> Structured figure records
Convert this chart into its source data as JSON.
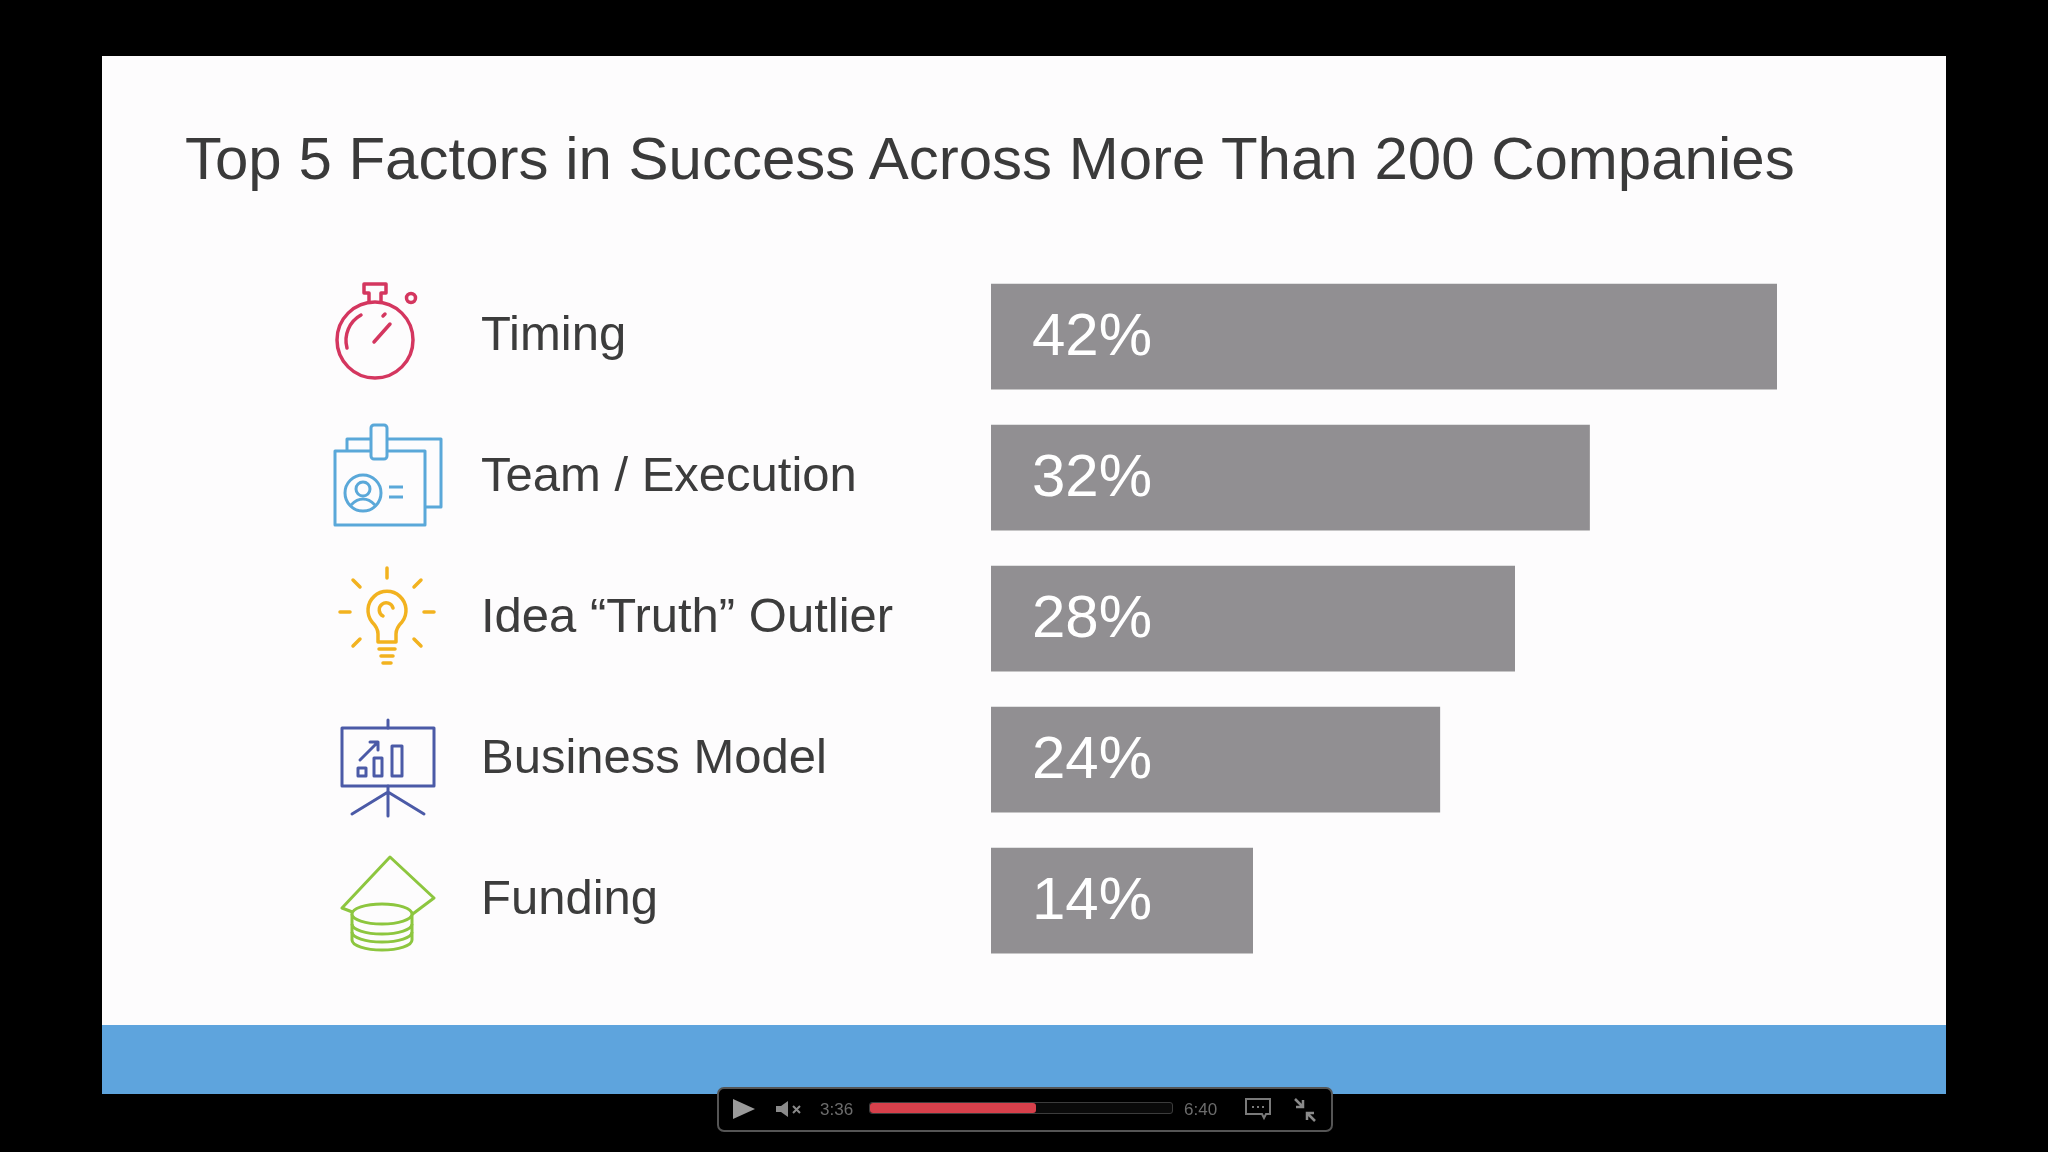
{
  "chart_data": {
    "type": "bar",
    "orientation": "horizontal",
    "title": "Top 5 Factors in Success Across More Than 200 Companies",
    "categories": [
      "Timing",
      "Team / Execution",
      "Idea “Truth” Outlier",
      "Business Model",
      "Funding"
    ],
    "values": [
      42,
      32,
      28,
      24,
      14
    ],
    "color": "#918f92",
    "value_labels": [
      "42%",
      "32%",
      "28%",
      "24%",
      "14%"
    ],
    "tick_labels": "y",
    "annotations": [
      "3:36",
      "6:40"
    ]
  }
}
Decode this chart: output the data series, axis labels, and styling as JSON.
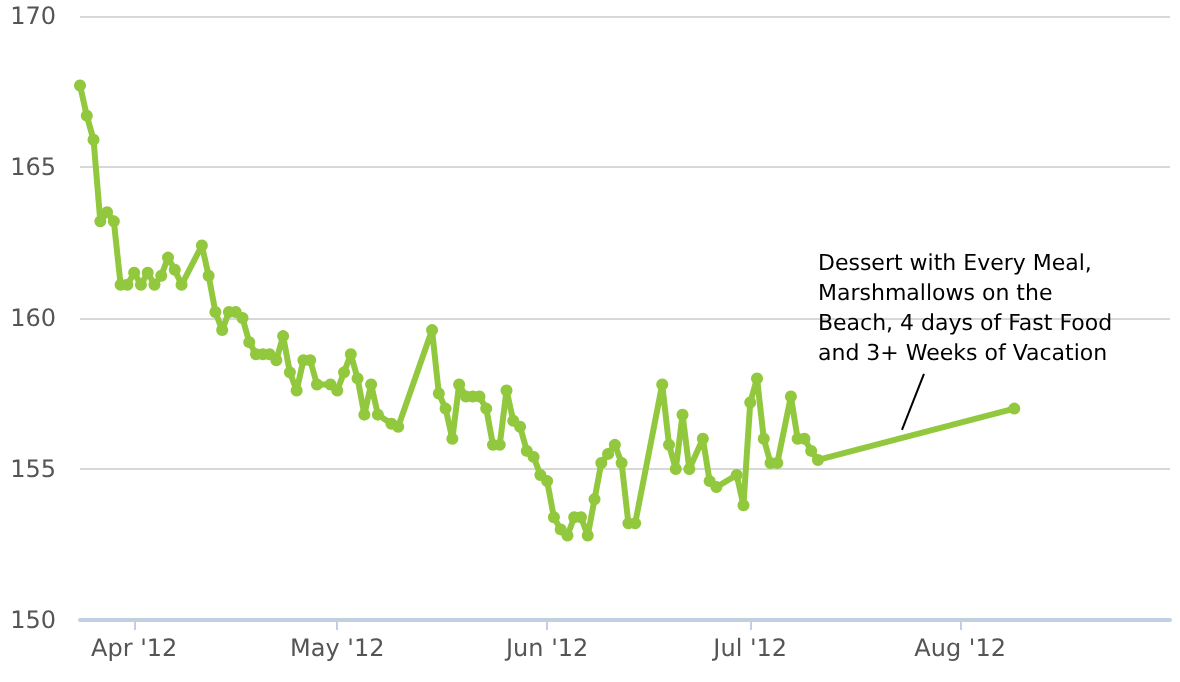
{
  "chart_data": {
    "type": "line",
    "x": [
      "2012-03-24",
      "2012-03-25",
      "2012-03-26",
      "2012-03-27",
      "2012-03-28",
      "2012-03-29",
      "2012-03-30",
      "2012-03-31",
      "2012-04-01",
      "2012-04-02",
      "2012-04-03",
      "2012-04-04",
      "2012-04-05",
      "2012-04-06",
      "2012-04-07",
      "2012-04-08",
      "2012-04-11",
      "2012-04-12",
      "2012-04-13",
      "2012-04-14",
      "2012-04-15",
      "2012-04-16",
      "2012-04-17",
      "2012-04-18",
      "2012-04-19",
      "2012-04-20",
      "2012-04-21",
      "2012-04-22",
      "2012-04-23",
      "2012-04-24",
      "2012-04-25",
      "2012-04-26",
      "2012-04-27",
      "2012-04-28",
      "2012-04-30",
      "2012-05-01",
      "2012-05-02",
      "2012-05-03",
      "2012-05-04",
      "2012-05-05",
      "2012-05-06",
      "2012-05-07",
      "2012-05-09",
      "2012-05-10",
      "2012-05-15",
      "2012-05-16",
      "2012-05-17",
      "2012-05-18",
      "2012-05-19",
      "2012-05-20",
      "2012-05-21",
      "2012-05-22",
      "2012-05-23",
      "2012-05-24",
      "2012-05-25",
      "2012-05-26",
      "2012-05-27",
      "2012-05-28",
      "2012-05-29",
      "2012-05-30",
      "2012-05-31",
      "2012-06-01",
      "2012-06-02",
      "2012-06-03",
      "2012-06-04",
      "2012-06-05",
      "2012-06-06",
      "2012-06-07",
      "2012-06-08",
      "2012-06-09",
      "2012-06-10",
      "2012-06-11",
      "2012-06-12",
      "2012-06-13",
      "2012-06-14",
      "2012-06-18",
      "2012-06-19",
      "2012-06-20",
      "2012-06-21",
      "2012-06-22",
      "2012-06-24",
      "2012-06-25",
      "2012-06-26",
      "2012-06-29",
      "2012-06-30",
      "2012-07-01",
      "2012-07-02",
      "2012-07-03",
      "2012-07-04",
      "2012-07-05",
      "2012-07-07",
      "2012-07-08",
      "2012-07-09",
      "2012-07-10",
      "2012-07-11",
      "2012-08-09"
    ],
    "series": [
      {
        "color": "#92c83e",
        "values": [
          167.7,
          166.7,
          165.9,
          163.2,
          163.5,
          163.2,
          161.1,
          161.1,
          161.5,
          161.1,
          161.5,
          161.1,
          161.4,
          162.0,
          161.6,
          161.1,
          162.4,
          161.4,
          160.2,
          159.6,
          160.2,
          160.2,
          160.0,
          159.2,
          158.8,
          158.8,
          158.8,
          158.6,
          159.4,
          158.2,
          157.6,
          158.6,
          158.6,
          157.8,
          157.8,
          157.6,
          158.2,
          158.8,
          158.0,
          156.8,
          157.8,
          156.8,
          156.5,
          156.4,
          159.6,
          157.5,
          157.0,
          156.0,
          157.8,
          157.4,
          157.4,
          157.4,
          157.0,
          155.8,
          155.8,
          157.6,
          156.6,
          156.4,
          155.6,
          155.4,
          154.8,
          154.6,
          153.4,
          153.0,
          152.8,
          153.4,
          153.4,
          152.8,
          154.0,
          155.2,
          155.5,
          155.8,
          155.2,
          153.2,
          153.2,
          157.8,
          155.8,
          155.0,
          156.8,
          155.0,
          156.0,
          154.6,
          154.4,
          154.8,
          153.8,
          157.2,
          158.0,
          156.0,
          155.2,
          155.2,
          157.4,
          156.0,
          156.0,
          155.6,
          155.3,
          157.0
        ]
      }
    ],
    "xlim": [
      "2012-03-24",
      "2012-09-01"
    ],
    "xticks": [
      {
        "value": "2012-04-01",
        "label": "Apr '12"
      },
      {
        "value": "2012-05-01",
        "label": "May '12"
      },
      {
        "value": "2012-06-01",
        "label": "Jun '12"
      },
      {
        "value": "2012-07-01",
        "label": "Jul '12"
      },
      {
        "value": "2012-08-01",
        "label": "Aug '12"
      }
    ],
    "ylim": [
      150,
      170
    ],
    "yticks": [
      150,
      155,
      160,
      165,
      170
    ],
    "grid": "y",
    "marker": "circle",
    "line_style": "solid",
    "annotations": [
      {
        "text": "Dessert with Every Meal,\nMarshmallows on the\nBeach, 4 days of Fast Food\nand 3+ Weeks of Vacation",
        "x": "2012-07-24",
        "y": 156.1
      }
    ]
  }
}
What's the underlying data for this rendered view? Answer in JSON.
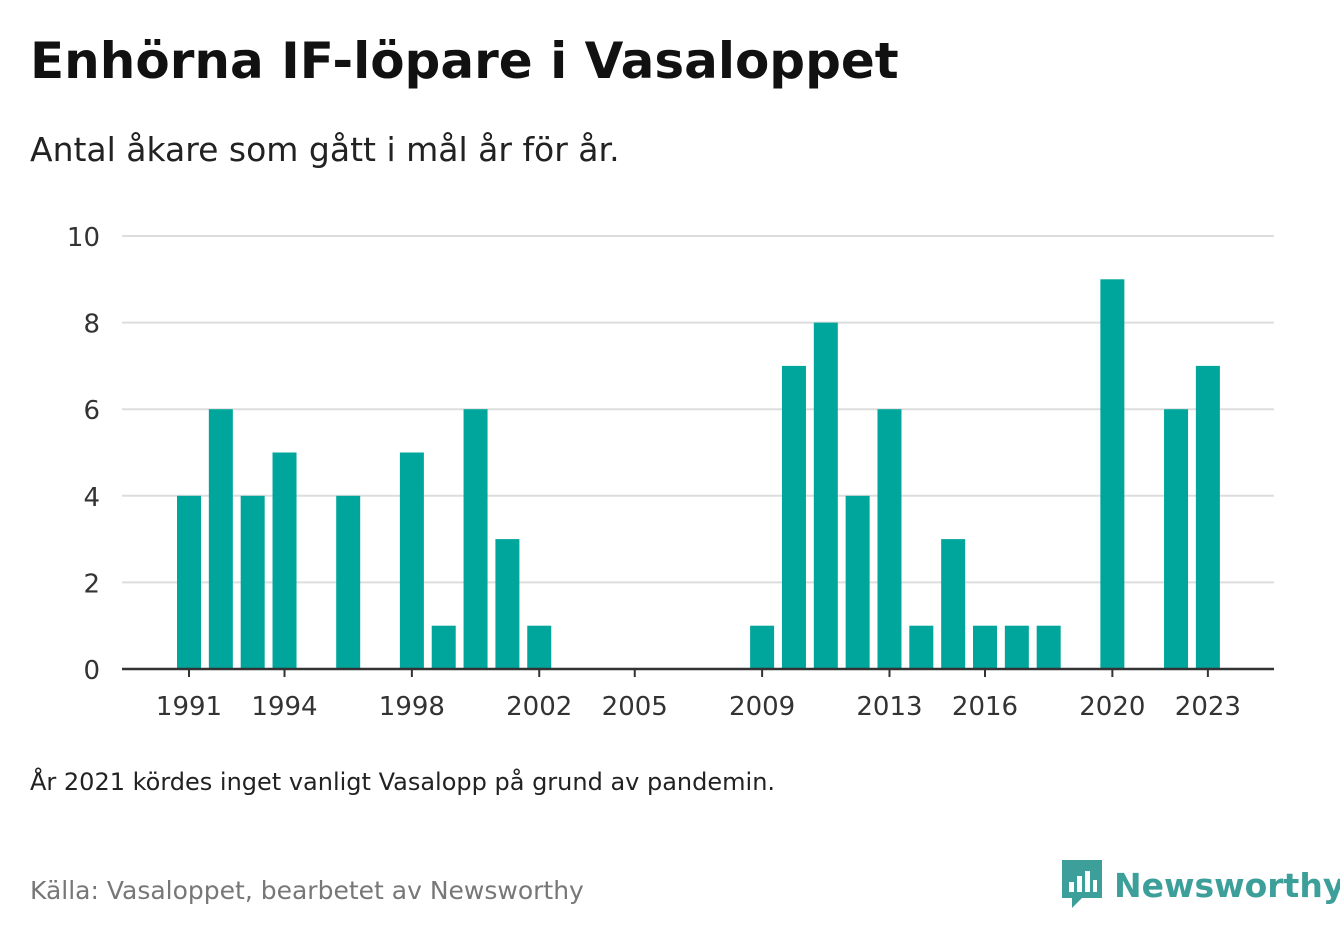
{
  "header": {
    "title": "Enhörna IF-löpare i Vasaloppet",
    "subtitle": "Antal åkare som gått i mål år för år."
  },
  "footer": {
    "note": "År 2021 kördes inget vanligt Vasalopp på grund av pandemin.",
    "source": "Källa: Vasaloppet, bearbetet av Newsworthy",
    "brand": "Newsworthy"
  },
  "colors": {
    "bar": "#00a69c",
    "grid": "#dddddd",
    "axis": "#333333",
    "brand": "#3d9f9a"
  },
  "chart_data": {
    "type": "bar",
    "x": [
      1991,
      1992,
      1993,
      1994,
      1995,
      1996,
      1997,
      1998,
      1999,
      2000,
      2001,
      2002,
      2003,
      2004,
      2005,
      2006,
      2007,
      2008,
      2009,
      2010,
      2011,
      2012,
      2013,
      2014,
      2015,
      2016,
      2017,
      2018,
      2019,
      2020,
      2021,
      2022,
      2023
    ],
    "values": [
      4,
      6,
      4,
      5,
      0,
      4,
      0,
      5,
      1,
      6,
      3,
      1,
      0,
      0,
      0,
      0,
      0,
      0,
      1,
      7,
      8,
      4,
      6,
      1,
      3,
      1,
      1,
      1,
      0,
      9,
      0,
      6,
      7
    ],
    "xticks": [
      "1991",
      "1994",
      "1998",
      "2002",
      "2005",
      "2009",
      "2013",
      "2016",
      "2020",
      "2023"
    ],
    "yticks": [
      "0",
      "2",
      "4",
      "6",
      "8",
      "10"
    ],
    "ylim": [
      0,
      10
    ],
    "grid": true
  }
}
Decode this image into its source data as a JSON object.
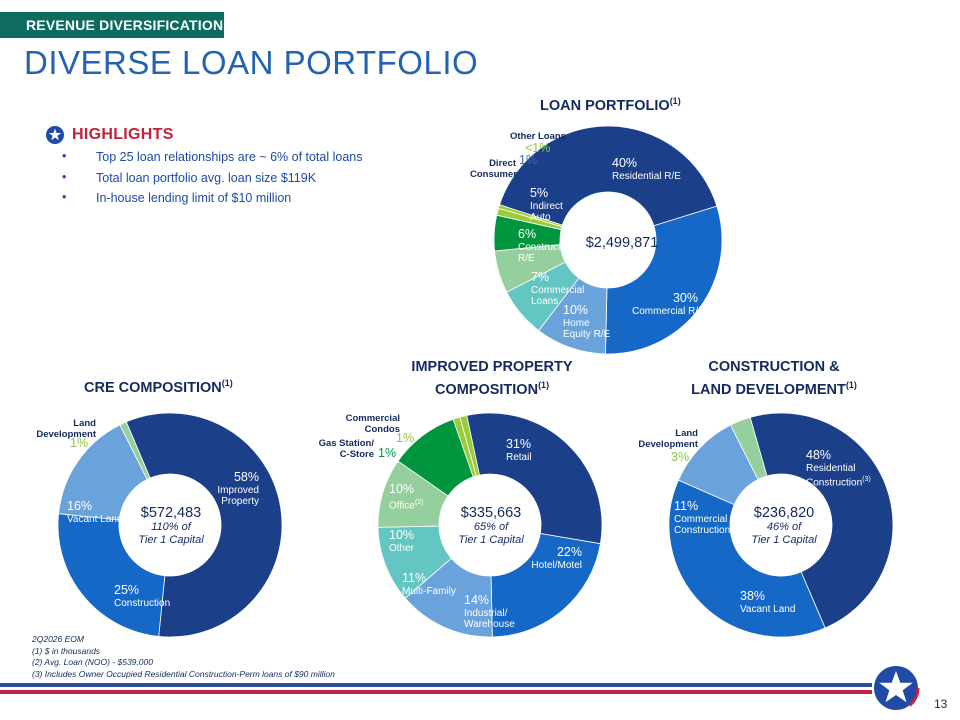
{
  "header": {
    "section_tag": "REVENUE DIVERSIFICATION",
    "page_title": "DIVERSE LOAN PORTFOLIO"
  },
  "highlights": {
    "title": "HIGHLIGHTS",
    "items": [
      "Top 25 loan relationships are ~ 6% of total loans",
      "Total loan portfolio avg. loan size $119K",
      "In-house lending limit of $10 million"
    ]
  },
  "icons": {
    "highlight_icon": "star-circle-icon",
    "logo": "star-logo-icon"
  },
  "colors": {
    "navy": "#1c3f8a",
    "blue": "#1568c6",
    "light_blue": "#6aa3dc",
    "teal": "#63c6c3",
    "light_green": "#95cf9e",
    "green": "#00953f",
    "lime": "#9ccb3b",
    "accent_red": "#c4213c",
    "tag_green": "#0d6b5f"
  },
  "chart_data": [
    {
      "id": "loan_portfolio",
      "type": "pie",
      "title": "LOAN PORTFOLIO",
      "title_note": "(1)",
      "center_value": "$2,499,871",
      "slices": [
        {
          "label": "Residential R/E",
          "value": 40,
          "display": "40%"
        },
        {
          "label": "Commercial R/E",
          "value": 30,
          "display": "30%"
        },
        {
          "label": "Home Equity R/E",
          "value": 10,
          "display": "10%"
        },
        {
          "label": "Commercial Loans",
          "value": 7,
          "display": "7%"
        },
        {
          "label": "Construction R/E",
          "value": 6,
          "display": "6%"
        },
        {
          "label": "Indirect Auto",
          "value": 5,
          "display": "5%"
        },
        {
          "label": "Direct Consumer",
          "value": 1,
          "display": "1%"
        },
        {
          "label": "Other Loans",
          "value": 0.5,
          "display": "<1%"
        }
      ]
    },
    {
      "id": "cre_composition",
      "type": "pie",
      "title": "CRE COMPOSITION",
      "title_note": "(1)",
      "center_value": "$572,483",
      "center_sub": "110% of",
      "center_sub2": "Tier 1 Capital",
      "slices": [
        {
          "label": "Improved Property",
          "value": 58,
          "display": "58%"
        },
        {
          "label": "Construction",
          "value": 25,
          "display": "25%"
        },
        {
          "label": "Vacant Land",
          "value": 16,
          "display": "16%"
        },
        {
          "label": "Land Development",
          "value": 1,
          "display": "1%"
        }
      ]
    },
    {
      "id": "improved_property",
      "type": "pie",
      "title": "IMPROVED PROPERTY",
      "title_line2": "COMPOSITION",
      "title_note": "(1)",
      "center_value": "$335,663",
      "center_sub": "65% of",
      "center_sub2": "Tier 1 Capital",
      "slices": [
        {
          "label": "Retail",
          "value": 31,
          "display": "31%"
        },
        {
          "label": "Hotel/Motel",
          "value": 22,
          "display": "22%"
        },
        {
          "label": "Industrial/ Warehouse",
          "value": 14,
          "display": "14%"
        },
        {
          "label": "Multi-Family",
          "value": 11,
          "display": "11%"
        },
        {
          "label": "Other",
          "value": 10,
          "display": "10%"
        },
        {
          "label": "Office",
          "value": 10,
          "display": "10%",
          "note": "(2)"
        },
        {
          "label": "Gas Station/ C-Store",
          "value": 1,
          "display": "1%"
        },
        {
          "label": "Commercial Condos",
          "value": 1,
          "display": "1%"
        }
      ]
    },
    {
      "id": "construction_land",
      "type": "pie",
      "title": "CONSTRUCTION &",
      "title_line2": "LAND DEVELOPMENT",
      "title_note": "(1)",
      "center_value": "$236,820",
      "center_sub": "46% of",
      "center_sub2": "Tier 1 Capital",
      "slices": [
        {
          "label": "Residential Construction",
          "value": 48,
          "display": "48%",
          "note": "(3)"
        },
        {
          "label": "Vacant Land",
          "value": 38,
          "display": "38%"
        },
        {
          "label": "Commercial Construction",
          "value": 11,
          "display": "11%"
        },
        {
          "label": "Land Development",
          "value": 3,
          "display": "3%"
        }
      ]
    }
  ],
  "footnotes": [
    "2Q2026 EOM",
    "(1) $ in thousands",
    "(2) Avg. Loan (NOO) - $539,000",
    "(3) Includes Owner Occupied Residential Construction-Perm loans of $90 million"
  ],
  "page_number": "13"
}
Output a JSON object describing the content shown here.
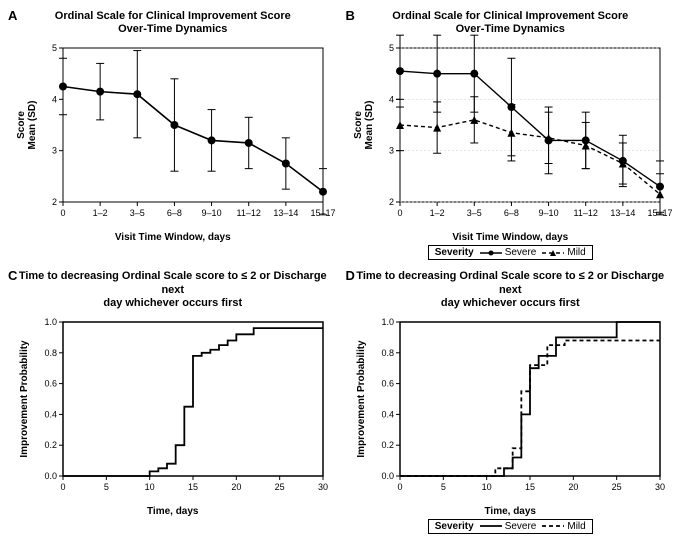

> Instructions for the task
All lines above containing the string "star" are to be collected.

> Answer to this exercise
    "highlight_icon": "star-circle-icon",
    "logo": "star-logo-icon"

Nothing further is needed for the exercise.